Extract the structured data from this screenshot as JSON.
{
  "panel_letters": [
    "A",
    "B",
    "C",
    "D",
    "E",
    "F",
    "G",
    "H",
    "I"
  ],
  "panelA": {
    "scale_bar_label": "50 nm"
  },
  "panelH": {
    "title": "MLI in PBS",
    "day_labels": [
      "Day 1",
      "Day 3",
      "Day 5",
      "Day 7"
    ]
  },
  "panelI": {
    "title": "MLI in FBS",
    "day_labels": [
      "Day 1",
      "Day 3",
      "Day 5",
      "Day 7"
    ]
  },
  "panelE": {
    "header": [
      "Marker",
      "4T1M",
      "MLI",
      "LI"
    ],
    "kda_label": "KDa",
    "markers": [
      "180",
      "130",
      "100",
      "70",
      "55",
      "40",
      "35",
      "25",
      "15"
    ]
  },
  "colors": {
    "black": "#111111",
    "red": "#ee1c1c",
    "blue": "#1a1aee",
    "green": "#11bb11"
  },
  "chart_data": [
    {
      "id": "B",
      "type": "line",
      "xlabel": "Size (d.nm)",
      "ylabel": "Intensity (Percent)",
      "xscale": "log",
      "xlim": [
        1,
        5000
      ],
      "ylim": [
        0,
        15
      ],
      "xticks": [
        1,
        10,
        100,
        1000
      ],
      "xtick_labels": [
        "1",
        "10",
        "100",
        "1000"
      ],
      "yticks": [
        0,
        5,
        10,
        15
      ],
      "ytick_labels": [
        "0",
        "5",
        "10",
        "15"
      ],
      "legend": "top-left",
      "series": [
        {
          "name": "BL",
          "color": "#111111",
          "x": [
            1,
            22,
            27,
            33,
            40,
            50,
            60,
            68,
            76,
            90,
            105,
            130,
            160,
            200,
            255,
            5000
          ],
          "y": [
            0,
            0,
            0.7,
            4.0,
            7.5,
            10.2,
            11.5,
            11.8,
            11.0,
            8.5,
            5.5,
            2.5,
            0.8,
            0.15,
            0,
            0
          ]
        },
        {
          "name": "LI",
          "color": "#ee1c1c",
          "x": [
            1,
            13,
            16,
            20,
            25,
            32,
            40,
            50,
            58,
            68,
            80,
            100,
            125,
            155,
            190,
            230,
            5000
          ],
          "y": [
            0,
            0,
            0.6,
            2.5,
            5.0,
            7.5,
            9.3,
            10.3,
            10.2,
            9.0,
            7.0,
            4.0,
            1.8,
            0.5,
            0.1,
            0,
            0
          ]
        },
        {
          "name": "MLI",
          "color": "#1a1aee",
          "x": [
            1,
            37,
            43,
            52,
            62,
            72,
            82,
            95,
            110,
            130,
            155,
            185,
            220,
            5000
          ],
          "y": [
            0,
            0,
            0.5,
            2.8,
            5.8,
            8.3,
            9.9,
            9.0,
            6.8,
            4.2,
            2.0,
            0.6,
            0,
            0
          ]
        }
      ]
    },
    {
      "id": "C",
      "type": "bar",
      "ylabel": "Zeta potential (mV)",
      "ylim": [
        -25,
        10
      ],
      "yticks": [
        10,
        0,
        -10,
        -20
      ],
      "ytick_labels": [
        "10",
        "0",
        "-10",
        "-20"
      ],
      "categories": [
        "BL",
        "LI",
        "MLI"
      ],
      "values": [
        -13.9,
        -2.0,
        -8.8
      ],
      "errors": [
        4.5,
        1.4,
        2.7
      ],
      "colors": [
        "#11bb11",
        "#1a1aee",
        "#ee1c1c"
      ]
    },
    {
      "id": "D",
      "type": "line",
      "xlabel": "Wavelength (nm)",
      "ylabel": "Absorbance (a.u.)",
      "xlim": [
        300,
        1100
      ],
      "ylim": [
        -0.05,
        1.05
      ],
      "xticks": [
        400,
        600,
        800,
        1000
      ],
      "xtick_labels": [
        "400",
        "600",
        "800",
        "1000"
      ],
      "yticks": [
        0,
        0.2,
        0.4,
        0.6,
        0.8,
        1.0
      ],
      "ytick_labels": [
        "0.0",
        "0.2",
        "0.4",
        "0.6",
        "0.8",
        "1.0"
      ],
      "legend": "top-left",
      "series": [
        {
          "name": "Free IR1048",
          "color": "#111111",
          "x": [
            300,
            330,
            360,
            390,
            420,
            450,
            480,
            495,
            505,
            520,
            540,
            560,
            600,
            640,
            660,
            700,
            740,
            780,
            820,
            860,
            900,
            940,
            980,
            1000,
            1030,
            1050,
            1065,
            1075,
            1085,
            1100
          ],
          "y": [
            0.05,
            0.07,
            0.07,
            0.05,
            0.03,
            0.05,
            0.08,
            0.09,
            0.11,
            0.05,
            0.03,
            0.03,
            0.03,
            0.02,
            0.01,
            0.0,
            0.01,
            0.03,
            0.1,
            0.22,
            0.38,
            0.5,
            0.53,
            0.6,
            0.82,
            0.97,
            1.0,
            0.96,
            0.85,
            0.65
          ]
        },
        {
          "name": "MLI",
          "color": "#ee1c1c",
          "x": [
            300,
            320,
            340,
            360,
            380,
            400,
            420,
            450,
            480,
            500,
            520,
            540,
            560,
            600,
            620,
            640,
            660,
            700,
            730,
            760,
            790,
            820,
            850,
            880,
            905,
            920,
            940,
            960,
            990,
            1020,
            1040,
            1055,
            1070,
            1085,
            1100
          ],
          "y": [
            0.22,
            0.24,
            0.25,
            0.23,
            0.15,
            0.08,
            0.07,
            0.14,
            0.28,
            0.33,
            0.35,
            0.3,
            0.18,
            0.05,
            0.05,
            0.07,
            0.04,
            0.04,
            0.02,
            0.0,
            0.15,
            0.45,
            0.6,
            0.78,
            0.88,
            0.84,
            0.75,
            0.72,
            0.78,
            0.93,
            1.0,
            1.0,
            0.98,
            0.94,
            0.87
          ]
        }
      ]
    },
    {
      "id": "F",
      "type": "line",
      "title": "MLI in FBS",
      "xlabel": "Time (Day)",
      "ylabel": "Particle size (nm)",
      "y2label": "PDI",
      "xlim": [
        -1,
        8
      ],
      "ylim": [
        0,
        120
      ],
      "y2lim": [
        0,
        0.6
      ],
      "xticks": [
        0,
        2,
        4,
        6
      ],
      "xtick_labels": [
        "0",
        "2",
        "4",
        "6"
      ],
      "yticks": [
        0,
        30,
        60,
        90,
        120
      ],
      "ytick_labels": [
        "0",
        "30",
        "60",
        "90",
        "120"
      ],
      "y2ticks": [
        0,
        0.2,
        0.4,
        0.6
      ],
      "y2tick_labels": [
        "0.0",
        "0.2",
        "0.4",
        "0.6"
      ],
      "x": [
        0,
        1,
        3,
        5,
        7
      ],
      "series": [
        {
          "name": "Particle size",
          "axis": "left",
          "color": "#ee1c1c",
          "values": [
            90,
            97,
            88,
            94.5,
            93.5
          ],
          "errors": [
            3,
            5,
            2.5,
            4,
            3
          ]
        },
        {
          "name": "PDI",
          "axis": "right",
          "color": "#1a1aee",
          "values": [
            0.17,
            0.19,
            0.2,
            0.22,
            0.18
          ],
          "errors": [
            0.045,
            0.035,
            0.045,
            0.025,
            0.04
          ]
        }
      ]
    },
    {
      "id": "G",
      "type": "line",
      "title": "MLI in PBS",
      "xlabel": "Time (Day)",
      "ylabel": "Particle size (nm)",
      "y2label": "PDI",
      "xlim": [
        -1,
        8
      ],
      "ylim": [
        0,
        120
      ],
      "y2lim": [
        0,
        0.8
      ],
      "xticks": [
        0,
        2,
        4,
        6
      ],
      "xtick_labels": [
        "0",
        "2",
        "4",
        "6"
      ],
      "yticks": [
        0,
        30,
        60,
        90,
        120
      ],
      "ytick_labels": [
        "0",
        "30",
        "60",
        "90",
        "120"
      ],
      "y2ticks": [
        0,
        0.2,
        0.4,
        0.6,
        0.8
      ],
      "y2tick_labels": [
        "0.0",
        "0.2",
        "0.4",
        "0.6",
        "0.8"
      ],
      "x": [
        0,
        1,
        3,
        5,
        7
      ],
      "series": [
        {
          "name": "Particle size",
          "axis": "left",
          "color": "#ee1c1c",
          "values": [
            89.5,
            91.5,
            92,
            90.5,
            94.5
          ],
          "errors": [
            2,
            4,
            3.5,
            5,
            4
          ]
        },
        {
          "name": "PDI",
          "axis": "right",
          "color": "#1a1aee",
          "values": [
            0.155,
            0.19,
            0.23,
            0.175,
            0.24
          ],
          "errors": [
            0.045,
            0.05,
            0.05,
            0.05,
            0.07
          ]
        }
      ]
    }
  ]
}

## Problem
Say how many lines have the string "ylabel" in them, offering no words beyond the number.

## Exercise result
5